* Problem statement *
Extract all records. Keep each one exact.

━━━━━ Data shown

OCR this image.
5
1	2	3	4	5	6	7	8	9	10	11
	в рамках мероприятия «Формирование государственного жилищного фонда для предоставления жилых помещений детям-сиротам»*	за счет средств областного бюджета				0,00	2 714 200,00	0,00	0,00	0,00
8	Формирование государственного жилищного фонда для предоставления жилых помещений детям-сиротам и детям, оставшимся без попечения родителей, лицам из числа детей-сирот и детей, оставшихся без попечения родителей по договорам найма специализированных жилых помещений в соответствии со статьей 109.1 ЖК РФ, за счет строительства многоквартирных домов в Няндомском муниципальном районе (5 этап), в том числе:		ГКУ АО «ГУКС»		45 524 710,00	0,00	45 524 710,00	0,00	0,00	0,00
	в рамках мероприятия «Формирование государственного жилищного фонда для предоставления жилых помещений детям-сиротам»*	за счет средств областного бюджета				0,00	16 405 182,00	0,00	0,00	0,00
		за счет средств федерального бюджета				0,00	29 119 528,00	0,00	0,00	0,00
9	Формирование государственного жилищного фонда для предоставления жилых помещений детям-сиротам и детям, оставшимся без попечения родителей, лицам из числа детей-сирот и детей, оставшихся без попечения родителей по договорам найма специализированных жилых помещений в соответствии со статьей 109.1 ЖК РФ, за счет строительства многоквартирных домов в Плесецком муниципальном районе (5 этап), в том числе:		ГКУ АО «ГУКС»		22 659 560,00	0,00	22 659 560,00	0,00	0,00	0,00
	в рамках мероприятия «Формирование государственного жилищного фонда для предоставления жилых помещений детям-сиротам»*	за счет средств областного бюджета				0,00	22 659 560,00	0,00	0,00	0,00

━━━━━━━━━━

* Expected answer *
OCR this image.
5
1	2	3	4	5	6	7	8	9	10	11
	в рамках мероприятия «Формирование государственного жилищного фонда для предоставления жилых помещений детям-сиротам»*	за счет средств областного бюджета				0,00	2 714 200,00	0,00	0,00	0,00
8	Формирование государственного жилищного фонда для предоставления жилых помещений детям-сиротам и детям, оставшимся без попечения родителей, лицам из числа детей-сирот и детей, оставшихся без попечения родителей по договорам найма специализированных жилых помещений в соответствии со статьей 109.1 ЖК РФ, за счет строительства многоквартирных домов в Няндомском муниципальном районе (5 этап), в том числе:		ГКУ АО «ГУКС»		45 524 710,00	0,00	45 524 710,00	0,00	0,00	0,00
	в рамках мероприятия «Формирование государственного жилищного фонда для предоставления жилых помещений детям-сиротам»*	за счет средств областного бюджета				0,00	16 405 182,00	0,00	0,00	0,00
		за счет средств федерального бюджета				0,00	29 119 528,00	0,00	0,00	0,00
9	Формирование государственного жилищного фонда для предоставления жилых помещений детям-сиротам и детям, оставшимся без попечения родителей, лицам из числа детей-сирот и детей, оставшихся без попечения родителей по договорам найма специализированных жилых помещений в соответствии со статьей 109.1 ЖК РФ, за счет строительства многоквартирных домов в Плесецком муниципальном районе (5 этап), в том числе:		ГКУ АО «ГУКС»		22 659 560,00	0,00	22 659 560,00	0,00	0,00	0,00
	в рамках мероприятия «Формирование государственного жилищного фонда для предоставления жилых помещений детям-сиротам»*	за счет средств областного бюджета				0,00	22 659 560,00	0,00	0,00	0,00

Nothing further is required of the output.